**Exercise requirements:**
Within the material that follows, how many lines include the string "Alpha"? Answer with the number and nothing more.

==*==

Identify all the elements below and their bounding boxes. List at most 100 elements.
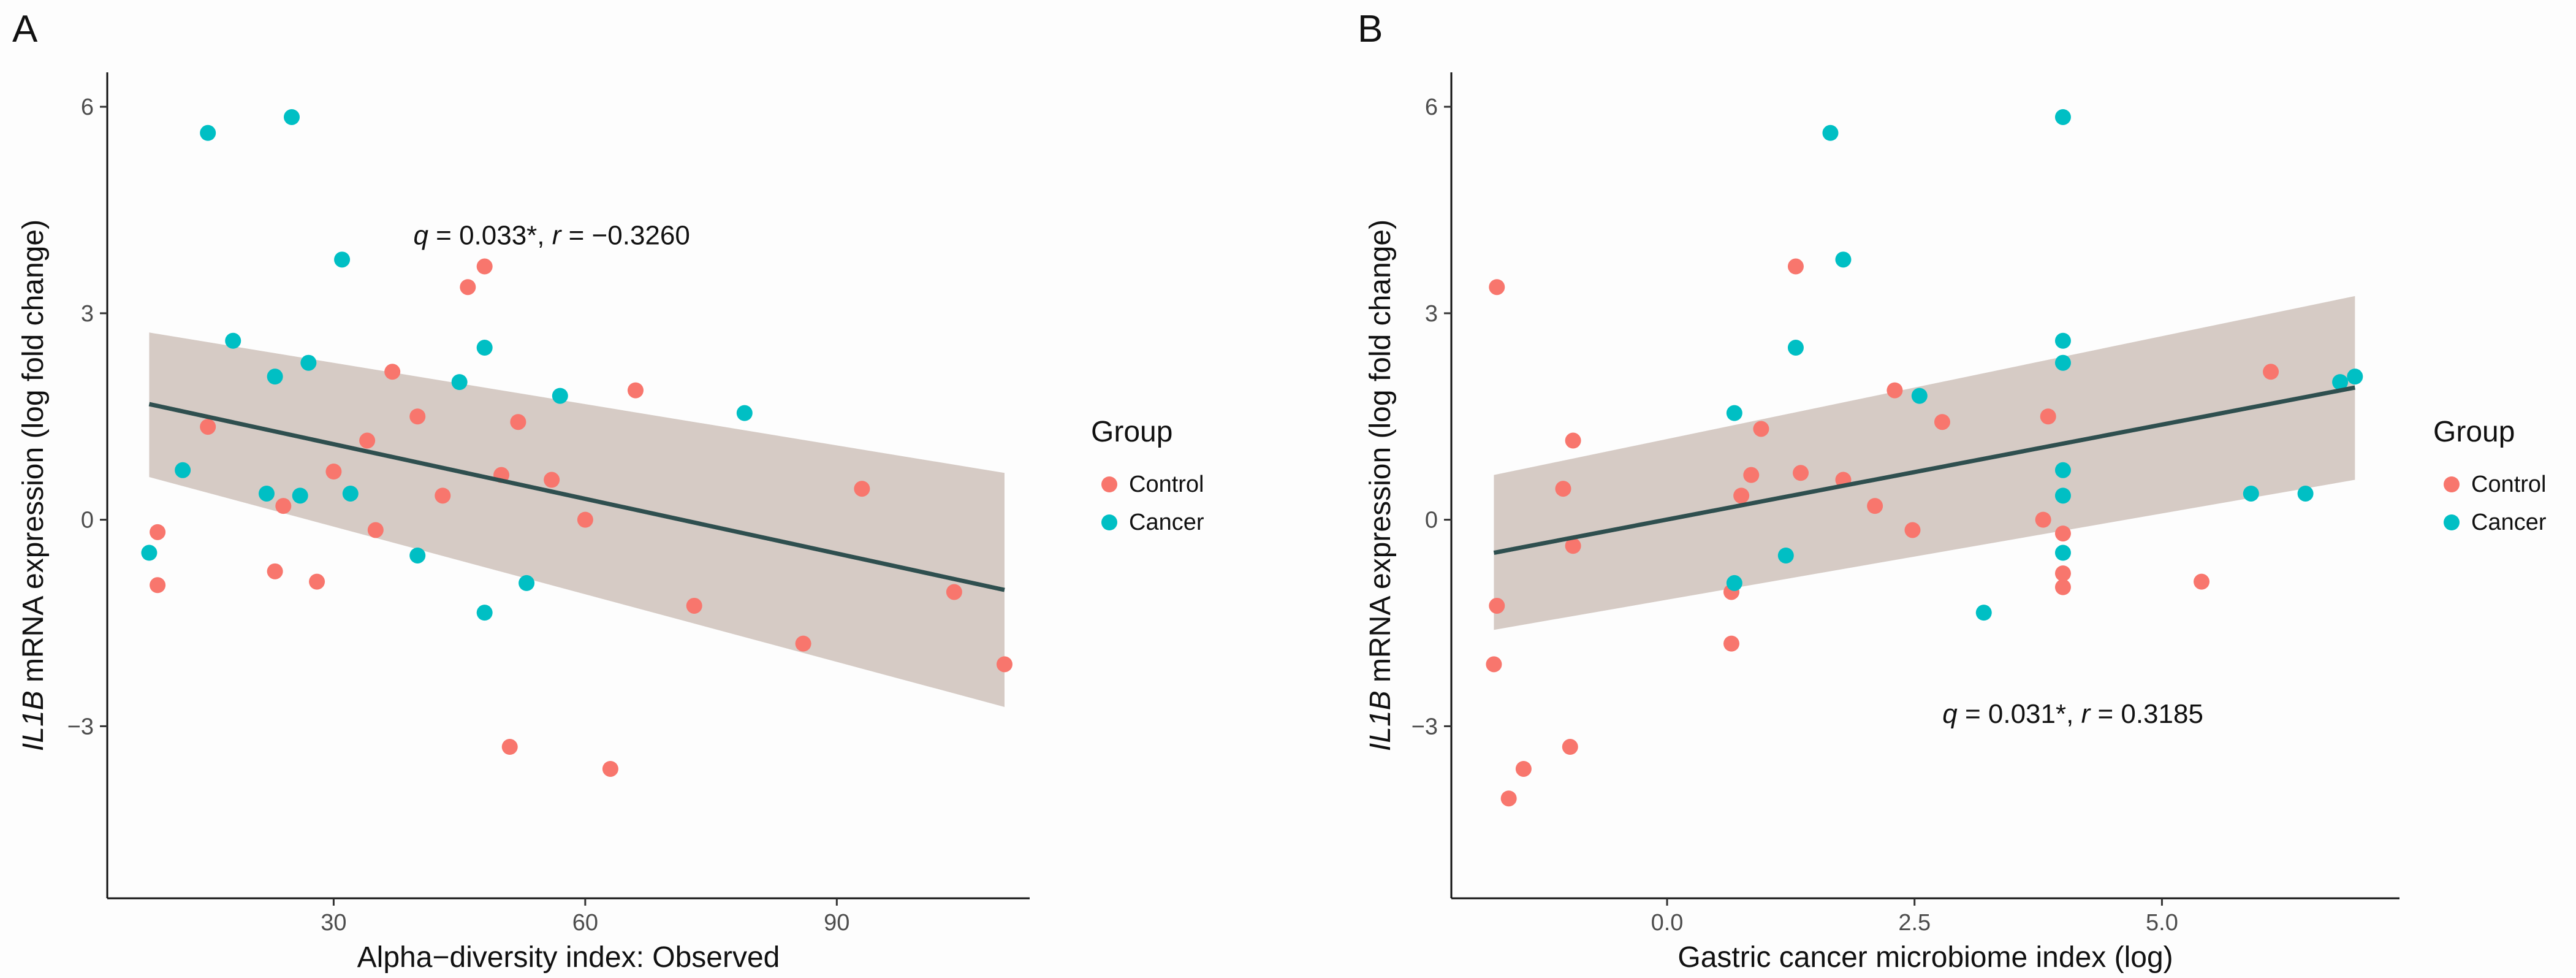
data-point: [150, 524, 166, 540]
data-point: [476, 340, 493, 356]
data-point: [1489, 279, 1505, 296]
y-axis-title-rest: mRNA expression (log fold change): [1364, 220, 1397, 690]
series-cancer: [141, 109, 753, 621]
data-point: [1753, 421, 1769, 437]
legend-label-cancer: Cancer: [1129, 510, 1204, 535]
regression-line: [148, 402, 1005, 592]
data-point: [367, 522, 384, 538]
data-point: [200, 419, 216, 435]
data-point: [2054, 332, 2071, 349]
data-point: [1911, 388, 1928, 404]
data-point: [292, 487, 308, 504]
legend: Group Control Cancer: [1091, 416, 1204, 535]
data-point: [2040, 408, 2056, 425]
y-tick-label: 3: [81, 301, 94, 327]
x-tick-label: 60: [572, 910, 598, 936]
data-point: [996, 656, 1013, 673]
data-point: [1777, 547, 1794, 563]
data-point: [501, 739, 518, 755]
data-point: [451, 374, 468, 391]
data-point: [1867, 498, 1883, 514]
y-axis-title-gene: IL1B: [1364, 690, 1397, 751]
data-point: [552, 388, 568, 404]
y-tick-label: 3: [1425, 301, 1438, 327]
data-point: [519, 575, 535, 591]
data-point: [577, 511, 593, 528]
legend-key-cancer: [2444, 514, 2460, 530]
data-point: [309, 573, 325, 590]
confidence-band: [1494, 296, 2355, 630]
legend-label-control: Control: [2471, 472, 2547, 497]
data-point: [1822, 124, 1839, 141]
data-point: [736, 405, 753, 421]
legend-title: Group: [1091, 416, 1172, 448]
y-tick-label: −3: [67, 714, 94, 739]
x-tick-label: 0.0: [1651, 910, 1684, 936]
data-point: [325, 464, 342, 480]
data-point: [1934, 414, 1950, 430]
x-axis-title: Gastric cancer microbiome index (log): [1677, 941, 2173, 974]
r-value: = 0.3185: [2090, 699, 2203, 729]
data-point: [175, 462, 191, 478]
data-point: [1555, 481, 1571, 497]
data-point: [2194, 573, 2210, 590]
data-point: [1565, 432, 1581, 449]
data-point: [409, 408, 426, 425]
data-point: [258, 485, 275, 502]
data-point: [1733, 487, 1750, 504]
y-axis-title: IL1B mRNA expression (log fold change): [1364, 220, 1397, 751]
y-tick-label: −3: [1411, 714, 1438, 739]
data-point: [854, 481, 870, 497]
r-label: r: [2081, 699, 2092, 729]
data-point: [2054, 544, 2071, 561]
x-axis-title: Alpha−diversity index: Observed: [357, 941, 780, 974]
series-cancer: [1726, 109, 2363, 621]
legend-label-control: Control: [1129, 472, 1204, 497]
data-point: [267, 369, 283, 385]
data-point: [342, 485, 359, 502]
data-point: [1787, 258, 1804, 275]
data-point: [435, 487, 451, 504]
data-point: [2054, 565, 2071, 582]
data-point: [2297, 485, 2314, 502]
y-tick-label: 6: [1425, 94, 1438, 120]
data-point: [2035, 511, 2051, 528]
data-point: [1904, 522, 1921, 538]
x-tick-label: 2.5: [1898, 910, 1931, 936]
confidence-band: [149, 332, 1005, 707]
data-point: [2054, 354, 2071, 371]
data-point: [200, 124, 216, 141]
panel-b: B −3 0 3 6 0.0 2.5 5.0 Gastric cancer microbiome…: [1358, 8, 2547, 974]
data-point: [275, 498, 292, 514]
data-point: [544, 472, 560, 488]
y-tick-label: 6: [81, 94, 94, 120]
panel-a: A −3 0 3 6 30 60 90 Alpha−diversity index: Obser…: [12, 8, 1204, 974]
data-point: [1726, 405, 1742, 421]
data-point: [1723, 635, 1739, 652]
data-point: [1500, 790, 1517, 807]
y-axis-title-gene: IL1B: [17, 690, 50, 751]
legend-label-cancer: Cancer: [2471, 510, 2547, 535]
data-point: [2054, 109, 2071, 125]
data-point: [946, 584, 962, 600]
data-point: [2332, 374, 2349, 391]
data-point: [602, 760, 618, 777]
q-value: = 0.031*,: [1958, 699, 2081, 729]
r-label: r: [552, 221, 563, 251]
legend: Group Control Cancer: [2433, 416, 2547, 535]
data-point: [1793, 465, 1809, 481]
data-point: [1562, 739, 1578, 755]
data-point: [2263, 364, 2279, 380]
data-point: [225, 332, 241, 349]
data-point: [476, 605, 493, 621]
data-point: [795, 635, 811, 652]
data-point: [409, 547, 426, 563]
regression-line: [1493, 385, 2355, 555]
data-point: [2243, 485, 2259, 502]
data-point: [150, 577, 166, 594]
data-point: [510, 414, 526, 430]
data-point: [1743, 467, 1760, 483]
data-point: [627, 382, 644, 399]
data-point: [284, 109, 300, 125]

==*==

**Task answer:**
2